**WRITTEN REQUEST**.
Reproduce the listing lines between the line containing "Patent image size: (765, 685)." and the line containing "The wall stud", inclusive.

* start STORED ROWS *

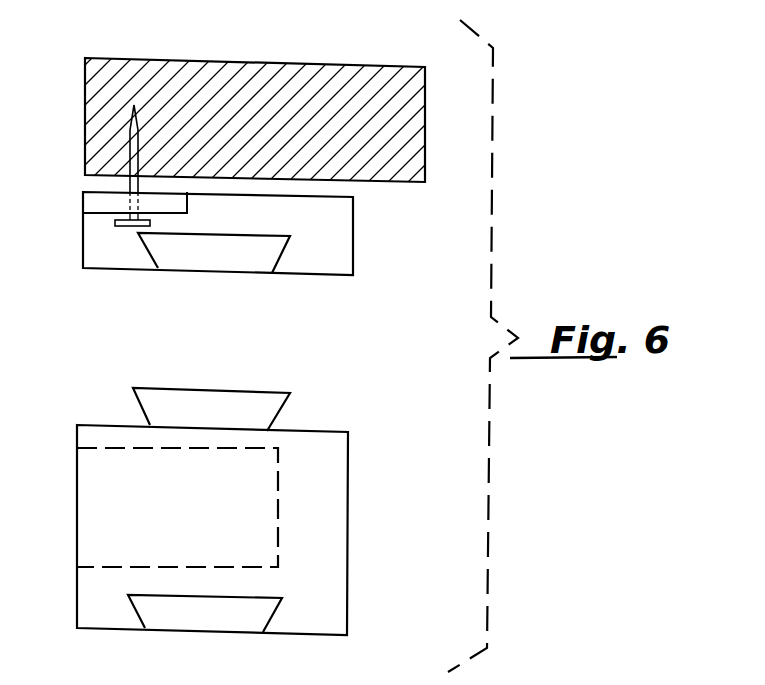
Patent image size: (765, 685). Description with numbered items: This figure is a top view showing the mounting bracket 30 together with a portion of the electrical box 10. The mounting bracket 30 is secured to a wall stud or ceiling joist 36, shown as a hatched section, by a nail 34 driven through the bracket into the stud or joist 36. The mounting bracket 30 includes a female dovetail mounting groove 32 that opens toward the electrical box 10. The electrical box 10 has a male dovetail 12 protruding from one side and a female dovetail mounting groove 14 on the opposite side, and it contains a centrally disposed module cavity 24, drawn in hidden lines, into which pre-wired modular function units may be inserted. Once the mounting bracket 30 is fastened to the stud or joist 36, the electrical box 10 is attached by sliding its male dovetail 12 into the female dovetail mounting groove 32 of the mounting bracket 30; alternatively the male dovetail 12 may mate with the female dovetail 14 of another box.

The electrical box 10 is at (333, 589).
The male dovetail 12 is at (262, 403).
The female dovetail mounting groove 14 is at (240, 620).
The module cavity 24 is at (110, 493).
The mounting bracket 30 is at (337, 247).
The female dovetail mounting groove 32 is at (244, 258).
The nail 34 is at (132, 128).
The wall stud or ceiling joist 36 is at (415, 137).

* end STORED ROWS *
* start STORED ROWS *

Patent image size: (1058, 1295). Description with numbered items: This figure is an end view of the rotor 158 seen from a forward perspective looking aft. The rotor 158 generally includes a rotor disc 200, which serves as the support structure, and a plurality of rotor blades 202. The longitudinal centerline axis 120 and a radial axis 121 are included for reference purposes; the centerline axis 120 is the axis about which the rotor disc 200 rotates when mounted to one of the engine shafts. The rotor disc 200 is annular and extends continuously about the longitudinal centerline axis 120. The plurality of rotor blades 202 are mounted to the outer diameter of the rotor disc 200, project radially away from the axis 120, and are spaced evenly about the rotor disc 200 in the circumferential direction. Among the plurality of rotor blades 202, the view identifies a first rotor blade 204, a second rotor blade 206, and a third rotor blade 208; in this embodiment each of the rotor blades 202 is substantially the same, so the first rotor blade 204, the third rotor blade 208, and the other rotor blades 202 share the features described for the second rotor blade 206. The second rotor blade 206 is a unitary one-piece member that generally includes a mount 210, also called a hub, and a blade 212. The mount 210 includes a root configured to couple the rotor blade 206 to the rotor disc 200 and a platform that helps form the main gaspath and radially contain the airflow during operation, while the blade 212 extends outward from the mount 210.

* end STORED ROWS *

**FINAL RESULT**.
Patent image size: (765, 685). Description with numbered items: This figure is a top view showing the mounting bracket 30 together with a portion of the electrical box 10. The mounting bracket 30 is secured to a wall stud or ceiling joist 36, shown as a hatched section, by a nail 34 driven through the bracket into the stud or joist 36. The mounting bracket 30 includes a female dovetail mounting groove 32 that opens toward the electrical box 10. The electrical box 10 has a male dovetail 12 protruding from one side and a female dovetail mounting groove 14 on the opposite side, and it contains a centrally disposed module cavity 24, drawn in hidden lines, into which pre-wired modular function units may be inserted. Once the mounting bracket 30 is fastened to the stud or joist 36, the electrical box 10 is attached by sliding its male dovetail 12 into the female dovetail mounting groove 32 of the mounting bracket 30; alternatively the male dovetail 12 may mate with the female dovetail 14 of another box.

The electrical box 10 is at (333, 589).
The male dovetail 12 is at (262, 403).
The female dovetail mounting groove 14 is at (240, 620).
The module cavity 24 is at (110, 493).
The mounting bracket 30 is at (337, 247).
The female dovetail mounting groove 32 is at (244, 258).
The nail 34 is at (132, 128).
The wall stud or ceiling joist 36 is at (415, 137).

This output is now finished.